# Tutorial: Fine-tuning a Model on Your Own Data

- **Level**: Intermediate
- **Time to complete**: 15 minutes
- **Nodes Used**: `FARMReader`
- **Goal**: After completing this tutorial, you will have learned hot to fine-tune a pretrained Reader model with your own data.

## Overview

For many use cases it is sufficient to just use one of the existing public models that were trained on SQuAD or other public QA datasets (e.g. Natural Questions).
However, if you have domain-specific questions, fine-tuning your model on custom examples will very likely boost your performance.
While this varies by domain, we saw that ~ 2000 examples can easily increase performance by +5-20%.



## Preparing the Colab Environment

- [Enable GPU Runtime in Colab](https://docs.haystack.deepset.ai/docs/enabling-gpu-acceleration#enabling-the-gpu-in-colab)
- [Set logging level to INFO](https://docs.haystack.deepset.ai/docs/log-level)


## Installing Haystack

To start, let's install the latest release of Haystack with `pip`:

In [1]:
%%bash

pip install --upgrade pip
pip install farm-haystack[colab]

Collecting pip
  Using cached pip-23.0-py3-none-any.whl (2.1 MB)
Installing collected packages: pip
  Attempting uninstall: pip
    Found existing installation: pip 22.3.1
    Uninstalling pip-22.3.1:
      Successfully uninstalled pip-22.3.1
Successfully installed pip-23.0
Collecting pillow<=9.0.0
  Downloading Pillow-9.0.0-cp310-cp310-macosx_10_10_universal2.whl (3.3 MB)

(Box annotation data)
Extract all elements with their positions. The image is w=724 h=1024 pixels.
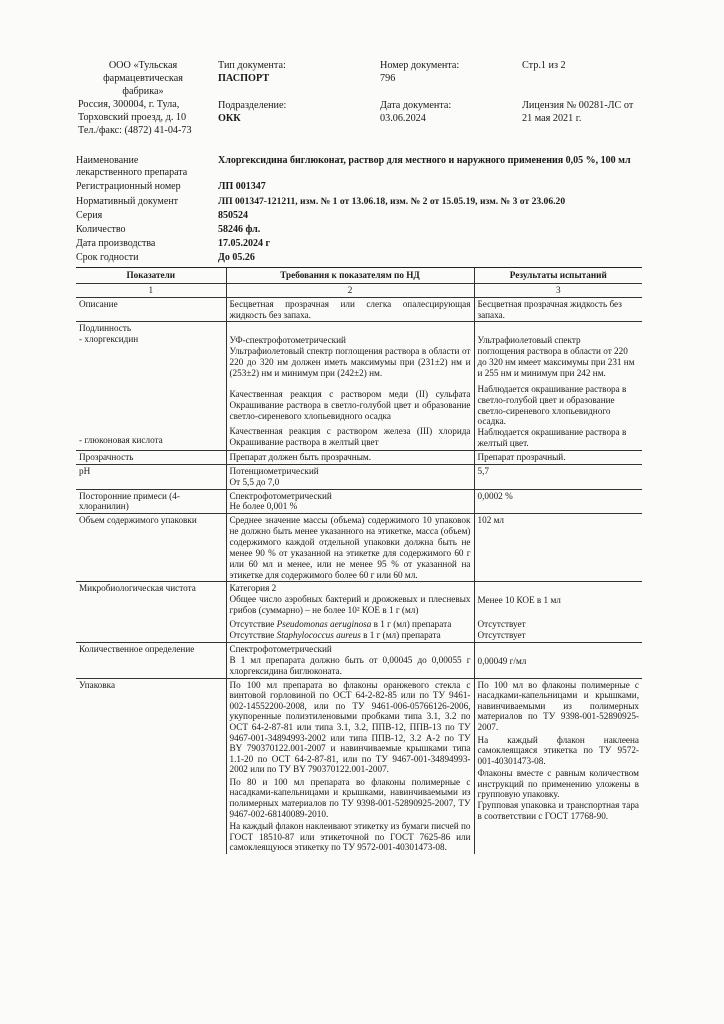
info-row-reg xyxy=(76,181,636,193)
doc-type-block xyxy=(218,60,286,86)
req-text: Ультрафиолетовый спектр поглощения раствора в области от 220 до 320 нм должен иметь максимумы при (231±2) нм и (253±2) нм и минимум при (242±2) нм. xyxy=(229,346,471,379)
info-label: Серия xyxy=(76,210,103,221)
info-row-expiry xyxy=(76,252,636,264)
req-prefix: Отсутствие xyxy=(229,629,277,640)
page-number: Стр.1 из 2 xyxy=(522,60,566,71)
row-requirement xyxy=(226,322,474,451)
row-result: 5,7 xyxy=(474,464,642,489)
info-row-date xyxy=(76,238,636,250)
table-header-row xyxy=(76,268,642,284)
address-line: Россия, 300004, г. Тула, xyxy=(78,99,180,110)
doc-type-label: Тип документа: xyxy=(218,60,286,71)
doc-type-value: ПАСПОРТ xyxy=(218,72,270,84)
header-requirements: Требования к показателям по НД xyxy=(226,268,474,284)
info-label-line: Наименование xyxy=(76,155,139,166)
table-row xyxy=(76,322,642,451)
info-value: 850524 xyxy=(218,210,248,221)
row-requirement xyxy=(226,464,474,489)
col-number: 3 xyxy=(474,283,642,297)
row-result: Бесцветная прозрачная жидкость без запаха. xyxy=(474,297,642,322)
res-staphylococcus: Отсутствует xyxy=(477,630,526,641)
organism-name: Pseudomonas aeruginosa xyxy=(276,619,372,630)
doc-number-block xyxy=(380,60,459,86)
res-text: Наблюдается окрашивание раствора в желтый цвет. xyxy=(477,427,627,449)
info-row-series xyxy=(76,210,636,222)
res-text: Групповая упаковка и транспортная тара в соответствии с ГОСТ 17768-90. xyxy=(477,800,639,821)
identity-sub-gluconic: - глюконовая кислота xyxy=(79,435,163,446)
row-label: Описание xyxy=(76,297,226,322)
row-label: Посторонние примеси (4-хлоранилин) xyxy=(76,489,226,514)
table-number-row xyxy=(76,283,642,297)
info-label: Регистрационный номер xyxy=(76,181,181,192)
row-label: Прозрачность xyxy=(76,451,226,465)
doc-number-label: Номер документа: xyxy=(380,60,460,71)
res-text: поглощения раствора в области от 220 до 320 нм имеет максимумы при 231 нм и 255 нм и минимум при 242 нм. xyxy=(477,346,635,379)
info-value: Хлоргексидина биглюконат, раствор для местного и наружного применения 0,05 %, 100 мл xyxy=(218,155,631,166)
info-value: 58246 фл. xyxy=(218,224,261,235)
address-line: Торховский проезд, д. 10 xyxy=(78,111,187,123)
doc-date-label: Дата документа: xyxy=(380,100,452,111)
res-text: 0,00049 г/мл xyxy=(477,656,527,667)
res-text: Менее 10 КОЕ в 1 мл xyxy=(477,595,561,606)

## Work to be completed
Quote the fine-tuning tutorial word for word, everything from "## Overview" down to "(e.g. Natural Questions).". Work from the fine-tuning tutorial alone.

## Answer to this task
## Overview

For many use cases it is sufficient to just use one of the existing public models that were trained on SQuAD or other public QA datasets (e.g. Natural Questions).